As PC gamers, we’re used to getting on the hype train for the next big advancement, only to be let down by what we eventually find out was just marketing. For example, if you recall the Nvidia Turing launch, we saw ray tracing for the first time. It looked absolutely amazing, but we later found out it ran poorly on anything other than the RTX 2080 Ti, and it only worked in a handful of games.
Thankfully, the above might not be the case with DirectStorage, which promises to significantly boost game loading times. It could also allow you to instantly resume a game you were previously playing. It is available on PC now, but no games support it yet. However, some new benchmarks show it dramatically increasing transfer speeds.
The benchmark in question is the publicly available demo for DirectStorage that uses digital avocados. It tests how fast data can be transferred, and also shows CPU usage to gauge whether the CPU or GPU is doing the heavy lifting. This round of tests was performed by German site PCgameshardware.de (via TechSpot.) What’s notable is the site tested three different GPUs along with all the relevant SSD families, giving us a good look at how each performs in DirectStorage.
For GPUs, it tested an Intel A770, Radeon RX 7900 XT, and an RTX 4080; storage included a SATA drive, plus PCI 3.0 as well as 4.0 drives. For DirectStorage, you only need a PCIe 3.0 drive, but it’s recommended to use the fastest drive possible, and NVME is required as well. Although it’s supported in Windows 10, it has more features in Windows 11 because of how the new storage stack was designed. It’s also a DirectX 12-only feature, and games have to be made with support for it, so it’ll only appear in future titles.

**Source records:**
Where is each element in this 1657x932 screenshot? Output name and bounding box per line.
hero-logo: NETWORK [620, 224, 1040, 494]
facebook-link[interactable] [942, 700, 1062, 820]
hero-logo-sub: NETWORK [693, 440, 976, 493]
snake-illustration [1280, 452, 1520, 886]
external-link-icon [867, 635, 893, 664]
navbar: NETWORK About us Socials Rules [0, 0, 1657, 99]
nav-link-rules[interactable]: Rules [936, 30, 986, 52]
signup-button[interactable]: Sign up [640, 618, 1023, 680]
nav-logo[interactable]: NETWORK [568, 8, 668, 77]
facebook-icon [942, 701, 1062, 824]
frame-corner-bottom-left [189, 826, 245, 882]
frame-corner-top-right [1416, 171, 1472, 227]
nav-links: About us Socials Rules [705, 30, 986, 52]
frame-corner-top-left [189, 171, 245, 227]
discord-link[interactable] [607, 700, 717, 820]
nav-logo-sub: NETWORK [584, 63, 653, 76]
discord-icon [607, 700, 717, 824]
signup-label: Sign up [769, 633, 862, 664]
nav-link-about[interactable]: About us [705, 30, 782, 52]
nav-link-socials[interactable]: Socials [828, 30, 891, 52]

**THINGS TO DO:**
• A. Write out the part of the DirectStorage article starting with "Thankfully, the above" and going on through "performs in DirectStorage.".
• B. In the DirectStorage article, which three GPUs did the German site test?
• C. Proceed with the DirectStorage article, picking up right after its final sentence.

**WRITTEN ANSWERS:**
• A.
Thankfully, the above might not be the case with DirectStorage, which promises to significantly boost game loading times. It could also allow you to instantly resume a game you were previously playing. It is available on PC now, but no games support it yet. However, some new benchmarks show it dramatically increasing transfer speeds.
The benchmark in question is the publicly available demo for DirectStorage that uses digital avocados. It tests how fast data can be transferred, and also shows CPU usage to gauge whether the CPU or GPU is doing the heavy lifting. This round of tests was performed by German site PCgameshardware.de (via TechSpot.) What’s notable is the site tested three different GPUs along with all the relevant SSD families, giving us a good look at how each performs in DirectStorage.

• B. An Intel A770, a Radeon RX 7900 XT, and an RTX 4080.

• C.
With those caveats out of the way, the new benchmarks show the wide gulf in transfer speeds between SATA and PCIe drives. None of the GPUs were able to transfer data faster than 2GB/s, whereas the PCIe drives scored between 15 and 16GB/s. A big part of the disparity is NVME drives and DirectStorage allow for up to 35,000 requests a second instead of just hundreds. SATA drives also only have a single queue that can hold 32 requests. NVME drives have 64,000 queues, and each one of those can handle 64,000 requests. It’s also interesting that Intel’s GPU was the fastest in these tests despite being the least powerful in general.
Aside from the transfer speeds, there are also screenshots of the various GPUs running the test. This gives us a way to see the CPU usage and how long it took to transfer various amounts of data. The one that really shows off DirectStorage is above. In some screenshots, we can see 100% CPU utilization for the demo. However, for this run, it’s at a mere 3.88% while still loading over 9GB of assets in under a second. In other tests, it took as long as five seconds to load a similar amount of data.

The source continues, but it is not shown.